··· EXERCISE MATERIAL ···

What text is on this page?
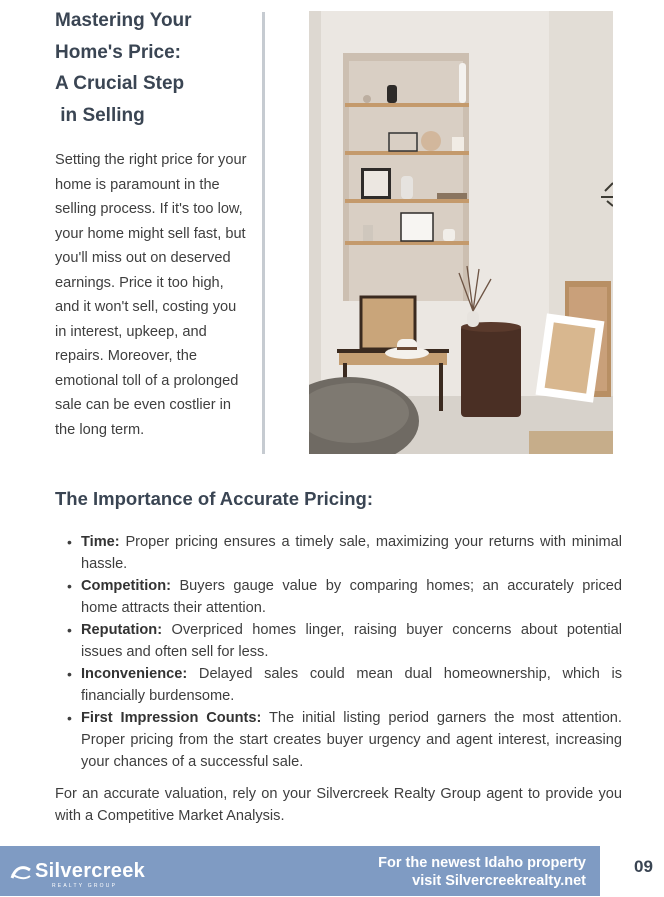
Mastering Your
Home's Price:
A Crucial Step
in Selling

Setting the right price for your home is paramount in the selling process. If it's too low, your home might sell fast, but you'll miss out on deserved earnings. Price it too high, and it won't sell, costing you in interest, upkeep, and repairs. Moreover, the emotional toll of a prolonged sale can be even costlier in the long term.

The Importance of Accurate Pricing:
• Time: Proper pricing ensures a timely sale, maximizing your returns with minimal hassle.
• Competition: Buyers gauge value by comparing homes; an accurately priced home attracts their attention.
• Reputation: Overpriced homes linger, raising buyer concerns about potential issues and often sell for less.
• Inconvenience: Delayed sales could mean dual homeownership, which is financially burdensome.
• First Impression Counts: The initial listing period garners the most attention. Proper pricing from the start creates buyer urgency and agent interest, increasing your chances of a successful sale.

For an accurate valuation, rely on your Silvercreek Realty Group agent to provide you with a Competitive Market Analysis.

Silvercreek
REALTY GROUP
For the newest Idaho property
visit Silvercreekrealty.net
09
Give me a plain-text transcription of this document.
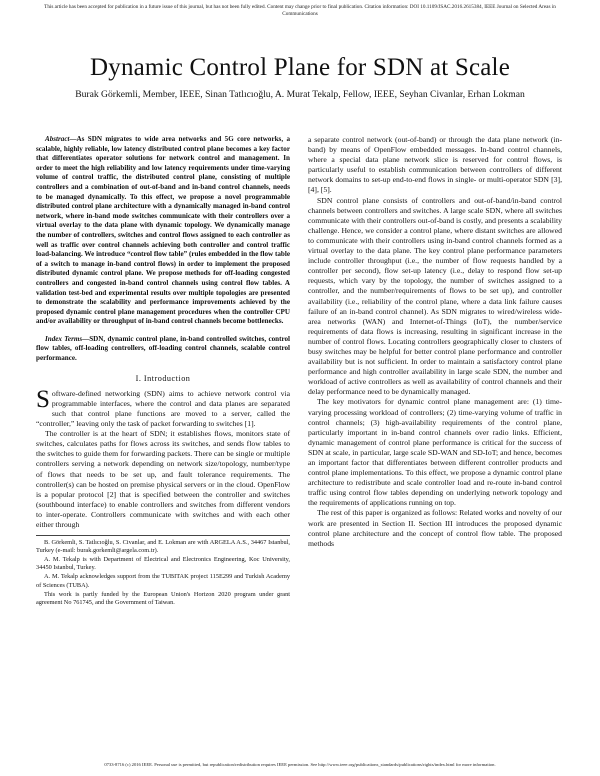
This article has been accepted for publication in a future issue of this journal, but has not been fully edited. Content may change prior to final publication. Citation information: DOI 10.1109/JSAC.2016.2615384, IEEE Journal on Selected Areas in Communications
Dynamic Control Plane for SDN at Scale
Burak Görkemli, Member, IEEE, Sinan Tatlıcıoğlu, A. Murat Tekalp, Fellow, IEEE, Seyhan Civanlar, Erhan Lokman

Abstract—As SDN migrates to wide area networks and 5G core networks, a scalable, highly reliable, low latency distributed control plane becomes a key factor that differentiates operator solutions for network control and management. In order to meet the high reliability and low latency requirements under time-varying volume of control traffic, the distributed control plane, consisting of multiple controllers and a combination of out-of-band and in-band control channels, needs to be managed dynamically. To this effect, we propose a novel programmable distributed control plane architecture with a dynamically managed in-band control network, where in-band mode switches communicate with their controllers over a virtual overlay to the data plane with dynamic topology. We dynamically manage the number of controllers, switches and control flows assigned to each controller as well as traffic over control channels achieving both controller and control traffic load-balancing. We introduce “control flow table” (rules embedded in the flow table of a switch to manage in-band control flows) in order to implement the proposed distributed dynamic control plane. We propose methods for off-loading congested controllers and congested in-band control channels using control flow tables. A validation test-bed and experimental results over multiple topologies are presented to demonstrate the scalability and performance improvements achieved by the proposed dynamic control plane management procedures when the controller CPU and/or availability or throughput of in-band control channels become bottlenecks.

Index Terms—SDN, dynamic control plane, in-band controlled switches, control flow tables, off-loading controllers, off-loading control channels, scalable control performance.

I. Introduction

Software-defined networking (SDN) aims to achieve network control via programmable interfaces, where the control and data planes are separated such that control plane functions are moved to a server, called the “controller,” leaving only the task of packet forwarding to switches [1].

The controller is at the heart of SDN; it establishes flows, monitors state of switches, calculates paths for flows across its switches, and sends flow tables to the switches to guide them for forwarding packets. There can be single or multiple controllers serving a network depending on network size/topology, number/type of flows that needs to be set up, and fault tolerance requirements. The controller(s) can be hosted on premise physical servers or in the cloud. OpenFlow is a popular protocol [2] that is specified between the controller and switches (southbound interface) to enable controllers and switches from different vendors to inter-operate. Controllers communicate with switches and with each other either through

B. Görkemli, S. Tatlıcıoğlu, S. Civanlar, and E. Lokman are with ARGELA A.S., 34467 Istanbul, Turkey (e-mail: burak.gorkemli@argela.com.tr).

A. M. Tekalp is with Department of Electrical and Electronics Engineering, Koc University, 34450 Istanbul, Turkey.

A. M. Tekalp acknowledges support from the TUBITAK project 115E299 and Turkish Academy of Sciences (TUBA).

This work is partly funded by the European Union's Horizon 2020 program under grant agreement No 761745, and the Government of Taiwan.

a separate control network (out-of-band) or through the data plane network (in-band) by means of OpenFlow embedded messages. In-band control channels, where a special data plane network slice is reserved for control flows, is particularly useful to establish communication between controllers of different network domains to set-up end-to-end flows in single- or multi-operator SDN [3], [4], [5].

SDN control plane consists of controllers and out-of-band/in-band control channels between controllers and switches. A large scale SDN, where all switches communicate with their controllers out-of-band is costly, and presents a scalability challenge. Hence, we consider a control plane, where distant switches are allowed to communicate with their controllers using in-band control channels formed as a virtual overlay to the data plane. The key control plane performance parameters include controller throughput (i.e., the number of flow requests handled by a controller per second), flow set-up latency (i.e., delay to respond flow set-up requests, which vary by the topology, the number of switches assigned to a controller, and the number/requirements of flows to be set up), and controller availability (i.e., reliability of the control plane, where a data link failure causes failure of an in-band control channel). As SDN migrates to wired/wireless wide-area networks (WAN) and Internet-of-Things (IoT), the number/service requirements of data flows is increasing, resulting in significant increase in the number of control flows. Locating controllers geographically closer to clusters of busy switches may be helpful for better control plane performance and controller availability but is not sufficient. In order to maintain a satisfactory control plane performance and high controller availability in large scale SDN, the number and workload of active controllers as well as availability of control channels and their delay performance need to be dynamically managed.

The key motivators for dynamic control plane management are: (1) time-varying processing workload of controllers; (2) time-varying volume of traffic in control channels; (3) high-availability requirements of the control plane, particularly important in in-band control channels over radio links. Efficient, dynamic management of control plane performance is critical for the success of SDN at scale, in particular, large scale SD-WAN and SD-IoT; and hence, becomes an important factor that differentiates between different controller products and control plane implementations. To this effect, we propose a dynamic control plane architecture to redistribute and scale controller load and re-route in-band control traffic using control flow tables depending on underlying network topology and the requirements of applications running on top.

The rest of this paper is organized as follows: Related works and novelty of our work are presented in Section II. Section III introduces the proposed dynamic control plane architecture and the concept of control flow table. The proposed methods

0733-8716 (c) 2016 IEEE. Personal use is permitted, but republication/redistribution requires IEEE permission. See http://www.ieee.org/publications_standards/publications/rights/index.html for more information.
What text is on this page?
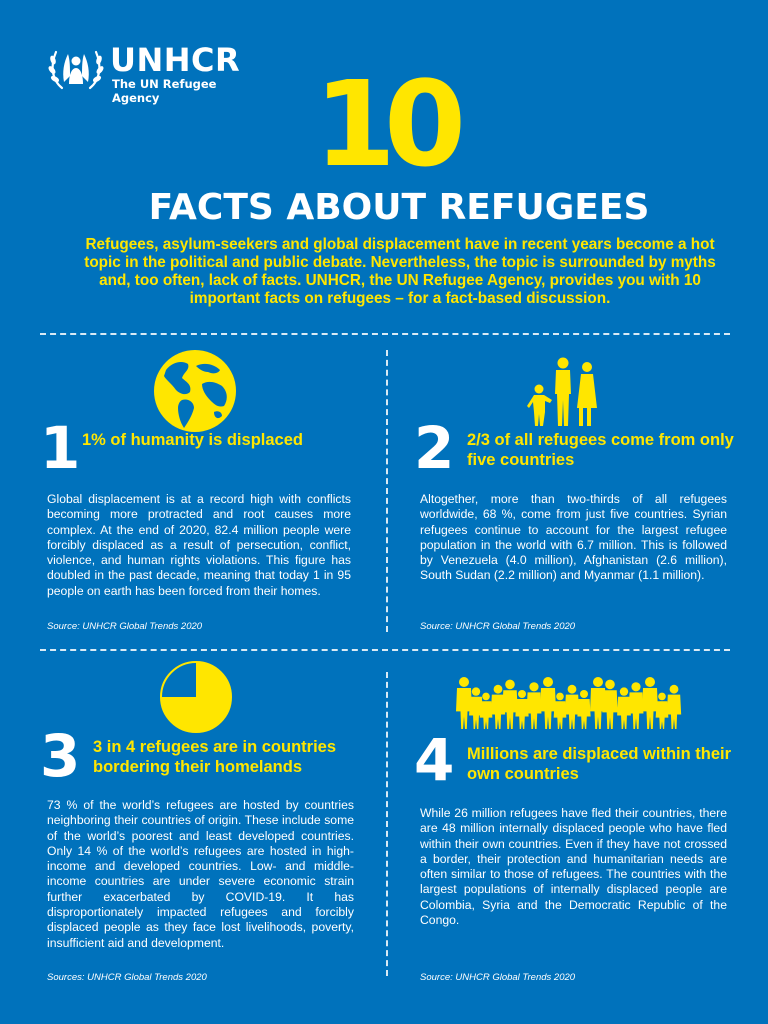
UNHCR
The UN Refugee Agency	10
FACTS ABOUT REFUGEES
Refugees, asylum-seekers and global displacement have in recent years become a hot topic in the political and public debate. Nevertheless, the topic is surrounded by myths and, too often, lack of facts. UNHCR, the UN Refugee Agency, provides you with 10 important facts on refugees – for a fact-based discussion.
1 1% of humanity is displaced
Global displacement is at a record high with conflicts becoming more protracted and root causes more complex. At the end of 2020, 82.4 million people were forcibly displaced as a result of persecution, conflict, violence, and human rights violations. This figure has doubled in the past decade, meaning that today 1 in 95 people on earth has been forced from their homes.
Source: UNHCR Global Trends 2020
2 2/3 of all refugees come from only five countries
Altogether, more than two-thirds of all refugees worldwide, 68 %, come from just five countries. Syrian refugees continue to account for the largest refugee population in the world with 6.7 million. This is followed by Venezuela (4.0 million), Afghanistan (2.6 million), South Sudan (2.2 million) and Myanmar (1.1 million).
Source: UNHCR Global Trends 2020
3 3 in 4 refugees are in countries bordering their homelands
73 % of the world’s refugees are hosted by countries neighboring their countries of origin. These include some of the world’s poorest and least developed countries. Only 14 % of the world’s refugees are hosted in high-income and developed countries. Low- and middle-income countries are under severe economic strain further exacerbated by COVID-19. It has disproportionately impacted refugees and forcibly displaced people as they face lost livelihoods, poverty, insufficient aid and development.
Sources: UNHCR Global Trends 2020
4 Millions are displaced within their own countries
While 26 million refugees have fled their countries, there are 48 million internally displaced people who have fled within their own countries. Even if they have not crossed a border, their protection and humanitarian needs are often similar to those of refugees. The countries with the largest populations of internally displaced people are Colombia, Syria and the Democratic Republic of the Congo.
Source: UNHCR Global Trends 2020
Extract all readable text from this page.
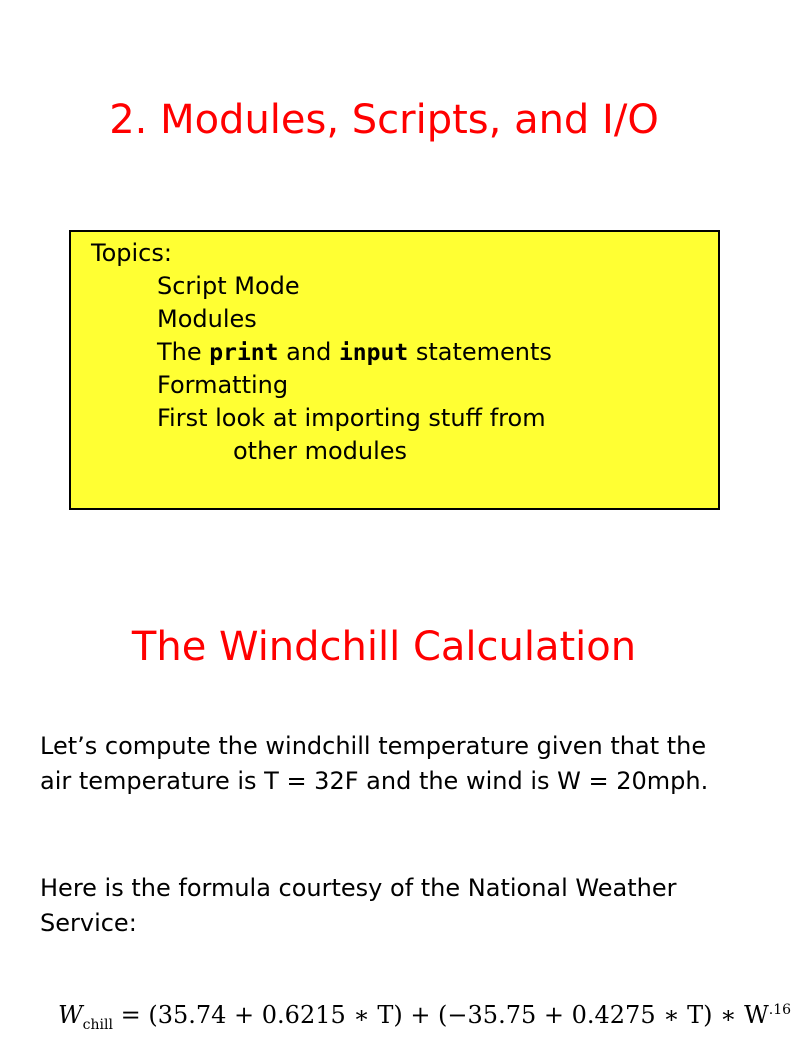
2. Modules, Scripts, and I/O
Topics:
Script Mode
Modules
The print and input statements
Formatting
First look at importing stuff from
other modules
The Windchill Calculation

Let’s compute the windchill temperature given that the air temperature is T = 32F and the wind is W = 20mph.

Here is the formula courtesy of the National Weather Service:

$W_{chill} = (35.74 + 0.6215$ ∗ T) + (−35.75 + 0.4275 ∗ T) ∗ $W^{.16}$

···

• _WHAT YOU ARE ASKED TO DO_: Within the records above, how many lines include the word "rights"? State the number by itself.

• _SOLUTION BELOW_: 2